**Document text**
——————
The physician prescribes haloperidol (Haldol), a first-generation antipsychotic drug, for a patient with schizophrenia who displays delusions, hallucinations, apathy, and social isolation. Which symptoms should most be monitored to evaluate the expected improvement from this medication?
- A. Talking to himself, belief that others will harm him
- B. Flat affect, avoidance of social activities, poor hygiene
- C. Loss of interest in recreational activities, alogia
- D. Impaired eye contact, needs help to complete tasks
Correct Answer: A
Rationale: The correct answer is A because the symptoms of delusions and hallucinations are key indicators of improvement in schizophrenia with antipsychotic treatment. These symptoms directly relate to the patient's perception of reality and are core features of the disorder. Monitoring these symptoms provides objective evidence of the medication's effectiveness in addressing the patient's psychotic symptoms.
Choices B, C, and D are incorrect because they mainly indicate negative symptoms of schizophrenia, such as flat affect, social withdrawal, and cognitive deficits. While monitoring these symptoms is important for assessing overall functioning and quality of life, they are not the primary target of improvement with antipsychotic medications. Symptoms like delusions and hallucinations are considered primary targets for evaluating the efficacy of antipsychotic treatment in schizophrenia.
——————
**Check your understanding**
1 - What class of drug does the haloperidol question say haloperidol is?
2 - Do these statements agree with the haloperidol question? For each, answer yes or no and quote the deciding words.
(a) The correct answer is B.
(b) Flat affect and social withdrawal are described as negative symptoms of schizophrenia.
(c) Negative symptoms are called the primary target of improvement with antipsychotic medications.
The lines after this point aren't needed for anything here.

**Record set**
——————
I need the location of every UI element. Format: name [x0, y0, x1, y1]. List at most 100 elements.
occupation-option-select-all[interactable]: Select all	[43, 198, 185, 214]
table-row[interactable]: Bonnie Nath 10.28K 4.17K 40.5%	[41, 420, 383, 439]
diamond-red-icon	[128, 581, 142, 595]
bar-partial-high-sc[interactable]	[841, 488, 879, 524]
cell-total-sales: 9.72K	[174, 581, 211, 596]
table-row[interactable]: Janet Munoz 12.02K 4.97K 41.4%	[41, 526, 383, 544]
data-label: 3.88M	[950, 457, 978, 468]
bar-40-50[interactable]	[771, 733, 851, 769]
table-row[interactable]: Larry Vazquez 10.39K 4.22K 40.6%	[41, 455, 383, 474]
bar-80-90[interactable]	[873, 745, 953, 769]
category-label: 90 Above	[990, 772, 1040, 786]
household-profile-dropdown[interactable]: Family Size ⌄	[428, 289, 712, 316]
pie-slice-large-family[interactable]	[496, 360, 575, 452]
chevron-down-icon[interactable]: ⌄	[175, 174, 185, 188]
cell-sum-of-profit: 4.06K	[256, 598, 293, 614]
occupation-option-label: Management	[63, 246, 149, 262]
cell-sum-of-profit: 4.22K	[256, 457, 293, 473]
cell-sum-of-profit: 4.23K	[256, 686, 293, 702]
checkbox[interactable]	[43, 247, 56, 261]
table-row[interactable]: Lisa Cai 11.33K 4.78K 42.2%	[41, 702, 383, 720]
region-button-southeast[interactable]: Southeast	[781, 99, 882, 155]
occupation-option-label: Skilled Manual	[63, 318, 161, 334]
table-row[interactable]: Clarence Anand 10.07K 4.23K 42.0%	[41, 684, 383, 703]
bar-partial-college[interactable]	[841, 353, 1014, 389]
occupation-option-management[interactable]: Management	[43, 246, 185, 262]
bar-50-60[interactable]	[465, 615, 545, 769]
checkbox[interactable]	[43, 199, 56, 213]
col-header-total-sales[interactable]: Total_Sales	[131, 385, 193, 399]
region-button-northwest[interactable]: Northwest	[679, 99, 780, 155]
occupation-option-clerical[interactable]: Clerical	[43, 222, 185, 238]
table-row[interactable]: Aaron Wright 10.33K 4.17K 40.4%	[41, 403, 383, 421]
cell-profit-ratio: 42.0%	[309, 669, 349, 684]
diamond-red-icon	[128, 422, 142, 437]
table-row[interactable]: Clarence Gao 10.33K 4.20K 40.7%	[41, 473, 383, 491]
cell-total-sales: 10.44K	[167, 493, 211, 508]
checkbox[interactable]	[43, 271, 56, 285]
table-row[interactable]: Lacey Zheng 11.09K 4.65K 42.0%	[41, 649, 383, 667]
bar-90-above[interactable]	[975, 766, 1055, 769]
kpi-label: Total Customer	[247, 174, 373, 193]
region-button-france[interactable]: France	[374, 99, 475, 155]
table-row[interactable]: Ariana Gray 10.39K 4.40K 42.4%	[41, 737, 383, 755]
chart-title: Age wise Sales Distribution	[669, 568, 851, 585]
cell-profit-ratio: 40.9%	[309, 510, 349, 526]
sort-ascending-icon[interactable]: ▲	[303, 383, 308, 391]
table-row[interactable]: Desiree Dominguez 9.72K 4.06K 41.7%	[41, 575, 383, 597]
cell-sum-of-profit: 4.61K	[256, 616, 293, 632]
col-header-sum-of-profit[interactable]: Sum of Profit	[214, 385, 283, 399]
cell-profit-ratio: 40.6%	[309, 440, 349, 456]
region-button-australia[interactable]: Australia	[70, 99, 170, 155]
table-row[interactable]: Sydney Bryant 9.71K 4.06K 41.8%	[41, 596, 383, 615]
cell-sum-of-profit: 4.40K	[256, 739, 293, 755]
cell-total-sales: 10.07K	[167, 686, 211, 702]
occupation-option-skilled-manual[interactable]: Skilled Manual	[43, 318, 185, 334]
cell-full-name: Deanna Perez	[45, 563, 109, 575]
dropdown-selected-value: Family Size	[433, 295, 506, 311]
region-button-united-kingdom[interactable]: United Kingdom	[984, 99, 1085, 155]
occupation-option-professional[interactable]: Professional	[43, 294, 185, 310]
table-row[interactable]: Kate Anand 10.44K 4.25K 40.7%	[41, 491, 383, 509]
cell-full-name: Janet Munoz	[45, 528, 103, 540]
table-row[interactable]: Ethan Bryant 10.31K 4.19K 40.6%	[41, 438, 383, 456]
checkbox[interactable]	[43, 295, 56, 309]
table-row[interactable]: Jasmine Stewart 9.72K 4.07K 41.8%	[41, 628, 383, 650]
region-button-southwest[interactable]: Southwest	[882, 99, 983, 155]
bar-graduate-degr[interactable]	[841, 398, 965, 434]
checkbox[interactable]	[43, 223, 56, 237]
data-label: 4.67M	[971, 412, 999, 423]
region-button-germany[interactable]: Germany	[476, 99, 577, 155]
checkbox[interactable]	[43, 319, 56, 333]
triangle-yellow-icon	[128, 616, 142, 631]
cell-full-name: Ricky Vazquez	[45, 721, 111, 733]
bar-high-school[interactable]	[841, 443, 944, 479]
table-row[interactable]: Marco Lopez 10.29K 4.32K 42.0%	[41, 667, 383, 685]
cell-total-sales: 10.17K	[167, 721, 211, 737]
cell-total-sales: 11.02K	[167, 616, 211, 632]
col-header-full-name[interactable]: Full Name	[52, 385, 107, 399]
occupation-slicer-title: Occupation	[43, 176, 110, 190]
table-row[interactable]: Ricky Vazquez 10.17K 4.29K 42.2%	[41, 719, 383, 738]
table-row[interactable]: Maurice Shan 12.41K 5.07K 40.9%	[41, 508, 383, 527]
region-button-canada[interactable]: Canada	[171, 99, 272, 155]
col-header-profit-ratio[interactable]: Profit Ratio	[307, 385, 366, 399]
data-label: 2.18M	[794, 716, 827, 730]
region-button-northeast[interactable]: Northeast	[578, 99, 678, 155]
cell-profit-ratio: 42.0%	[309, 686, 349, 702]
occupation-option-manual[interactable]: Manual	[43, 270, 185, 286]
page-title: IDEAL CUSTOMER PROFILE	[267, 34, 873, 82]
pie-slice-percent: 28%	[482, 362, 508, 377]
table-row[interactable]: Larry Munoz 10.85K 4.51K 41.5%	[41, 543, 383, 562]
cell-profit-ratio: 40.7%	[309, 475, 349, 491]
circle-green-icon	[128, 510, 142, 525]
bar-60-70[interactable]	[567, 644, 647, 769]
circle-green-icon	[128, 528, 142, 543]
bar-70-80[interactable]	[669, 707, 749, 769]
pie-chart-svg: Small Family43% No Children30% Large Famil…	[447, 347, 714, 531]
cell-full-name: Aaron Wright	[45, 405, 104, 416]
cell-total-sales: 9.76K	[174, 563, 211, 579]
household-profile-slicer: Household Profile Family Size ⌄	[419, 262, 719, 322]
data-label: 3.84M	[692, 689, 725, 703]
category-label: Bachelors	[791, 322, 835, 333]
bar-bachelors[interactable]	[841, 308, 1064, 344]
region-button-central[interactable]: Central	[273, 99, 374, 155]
——————
**Responses**
1 - A first-generation antipsychotic drug.

2 -
(a) No: "Correct Answer: A"
(b) Yes: "they mainly indicate negative symptoms of schizophrenia, such as flat affect, social withdrawal, and cognitive deficits"
(c) No: "they are not the primary target of improvement with antipsychotic medications"